» **TEXTO DE ORIGEN**
..............................

'Nada' es una palabra
que se repite a menudo en la novela Nada, de Carmen Laforet. Una relectura me ha llevado a esta novela. En 1944,
una mujer, en la primera convocatoria del Premio Nadal, sólo cinco años después
del final de la Guerra Civil, se alza con el premio.
Carmen Laforet era una
jovencísima, de 23 años. No sé si es una bendición o una maldición escribir a
los 23 años una obra considerada maestra. Cuesta creer que a esa edad se tenga
ese dominio de la escritura, esa imaginación y, sobre todo, ese conocimiento
del alma humana y sus mil contradicciones.
Carmen
Laforet (Barcelona, 1921 – Majadahonda, 2004) procedía de una familia de clase
alta y cultivada. Tal vez el premio y la repercusión en la literatura española
fue una losa demasiado pesada sobre sus hombros. Y aunque todavía escribió y
publicó otras obras, ninguna alcanzó la calidad de esa novela escrita a tan
sólo 23 años. Nada es la fotografía certera, en blanco y negro, de una época: la posguerra española. El frío, el
hambre, la violencia, la marginación o el apartamiento de los que lucharon en
el bando perdedor, la lucha por salir adelante, en medio de la penuria y la
escasez, las ansias de dotar a la existencia de una normalidad inexistente. Una
novela que se ha clasificado de existencialista, nihilista, pesimista e
iniciática.

..............................

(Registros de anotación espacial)
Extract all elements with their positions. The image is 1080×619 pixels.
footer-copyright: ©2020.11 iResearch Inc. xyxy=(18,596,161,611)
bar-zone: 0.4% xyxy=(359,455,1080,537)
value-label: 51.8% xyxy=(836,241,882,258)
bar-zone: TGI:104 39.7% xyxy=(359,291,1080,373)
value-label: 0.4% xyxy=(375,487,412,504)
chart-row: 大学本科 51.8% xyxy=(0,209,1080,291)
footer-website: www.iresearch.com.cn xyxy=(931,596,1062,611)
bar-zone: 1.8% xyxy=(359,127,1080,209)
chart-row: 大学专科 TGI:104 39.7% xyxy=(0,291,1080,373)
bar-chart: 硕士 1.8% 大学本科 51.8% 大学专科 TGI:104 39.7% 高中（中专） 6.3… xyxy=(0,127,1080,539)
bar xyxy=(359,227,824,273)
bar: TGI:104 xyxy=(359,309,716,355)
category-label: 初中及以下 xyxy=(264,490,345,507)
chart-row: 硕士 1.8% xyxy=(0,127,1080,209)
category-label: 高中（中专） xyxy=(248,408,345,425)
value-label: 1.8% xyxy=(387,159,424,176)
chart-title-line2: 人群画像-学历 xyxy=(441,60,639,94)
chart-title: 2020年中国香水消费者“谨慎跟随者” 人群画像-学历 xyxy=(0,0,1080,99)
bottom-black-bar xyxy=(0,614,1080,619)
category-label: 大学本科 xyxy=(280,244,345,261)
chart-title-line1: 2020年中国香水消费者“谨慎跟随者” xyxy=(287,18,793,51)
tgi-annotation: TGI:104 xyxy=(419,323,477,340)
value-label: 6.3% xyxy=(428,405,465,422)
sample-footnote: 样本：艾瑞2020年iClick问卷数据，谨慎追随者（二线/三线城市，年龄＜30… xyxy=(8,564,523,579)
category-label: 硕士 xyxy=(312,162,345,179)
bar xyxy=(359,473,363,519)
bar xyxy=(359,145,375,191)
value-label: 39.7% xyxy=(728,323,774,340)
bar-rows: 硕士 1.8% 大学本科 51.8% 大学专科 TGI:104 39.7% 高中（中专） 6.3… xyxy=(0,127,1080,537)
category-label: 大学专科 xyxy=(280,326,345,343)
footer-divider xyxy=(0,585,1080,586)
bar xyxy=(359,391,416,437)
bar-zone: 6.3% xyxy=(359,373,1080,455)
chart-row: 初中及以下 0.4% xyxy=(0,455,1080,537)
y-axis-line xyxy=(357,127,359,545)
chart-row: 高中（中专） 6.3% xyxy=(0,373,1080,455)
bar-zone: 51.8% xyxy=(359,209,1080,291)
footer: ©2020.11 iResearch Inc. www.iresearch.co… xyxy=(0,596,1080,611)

..............................

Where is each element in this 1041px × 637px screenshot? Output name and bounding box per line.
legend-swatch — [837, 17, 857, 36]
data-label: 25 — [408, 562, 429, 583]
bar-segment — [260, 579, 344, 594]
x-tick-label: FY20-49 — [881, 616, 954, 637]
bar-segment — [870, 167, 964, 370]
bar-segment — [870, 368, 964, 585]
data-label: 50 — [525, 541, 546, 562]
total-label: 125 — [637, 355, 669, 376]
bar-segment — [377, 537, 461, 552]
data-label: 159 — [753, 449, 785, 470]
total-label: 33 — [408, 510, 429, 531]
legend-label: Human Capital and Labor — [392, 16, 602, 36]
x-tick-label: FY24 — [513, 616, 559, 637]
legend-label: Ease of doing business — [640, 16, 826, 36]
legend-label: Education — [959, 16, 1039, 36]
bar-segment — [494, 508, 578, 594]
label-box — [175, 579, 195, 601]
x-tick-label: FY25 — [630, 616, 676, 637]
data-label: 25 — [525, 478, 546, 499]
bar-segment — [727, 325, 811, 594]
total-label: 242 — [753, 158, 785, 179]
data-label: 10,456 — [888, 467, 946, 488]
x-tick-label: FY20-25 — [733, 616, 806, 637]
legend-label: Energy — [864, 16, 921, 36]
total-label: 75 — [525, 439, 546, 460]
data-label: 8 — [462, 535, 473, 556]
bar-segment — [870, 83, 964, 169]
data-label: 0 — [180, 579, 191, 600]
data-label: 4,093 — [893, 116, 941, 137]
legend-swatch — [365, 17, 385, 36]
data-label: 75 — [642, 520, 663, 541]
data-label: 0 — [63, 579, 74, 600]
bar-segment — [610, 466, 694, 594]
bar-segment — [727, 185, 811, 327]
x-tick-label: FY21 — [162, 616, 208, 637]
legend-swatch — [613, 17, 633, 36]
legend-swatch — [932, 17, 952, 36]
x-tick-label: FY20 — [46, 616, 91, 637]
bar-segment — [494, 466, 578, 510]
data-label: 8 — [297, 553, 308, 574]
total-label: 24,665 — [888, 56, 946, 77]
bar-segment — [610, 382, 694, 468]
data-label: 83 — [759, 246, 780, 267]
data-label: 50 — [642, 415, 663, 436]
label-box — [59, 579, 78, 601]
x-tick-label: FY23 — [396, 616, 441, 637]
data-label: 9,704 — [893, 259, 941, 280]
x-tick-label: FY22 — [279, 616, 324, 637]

..............................

» **TAREA BREVE**
Devuelve literalmente el fragmento del texto sobre la novela Nada que comienza con "Carmen Laforet era" y continúa hasta "sus mil contradicciones.".

» **RESPUESTA**
Carmen Laforet era una
jovencísima, de 23 años. No sé si es una bendición o una maldición escribir a
los 23 años una obra considerada maestra. Cuesta creer que a esa edad se tenga
ese dominio de la escritura, esa imaginación y, sobre todo, ese conocimiento
del alma humana y sus mil contradicciones.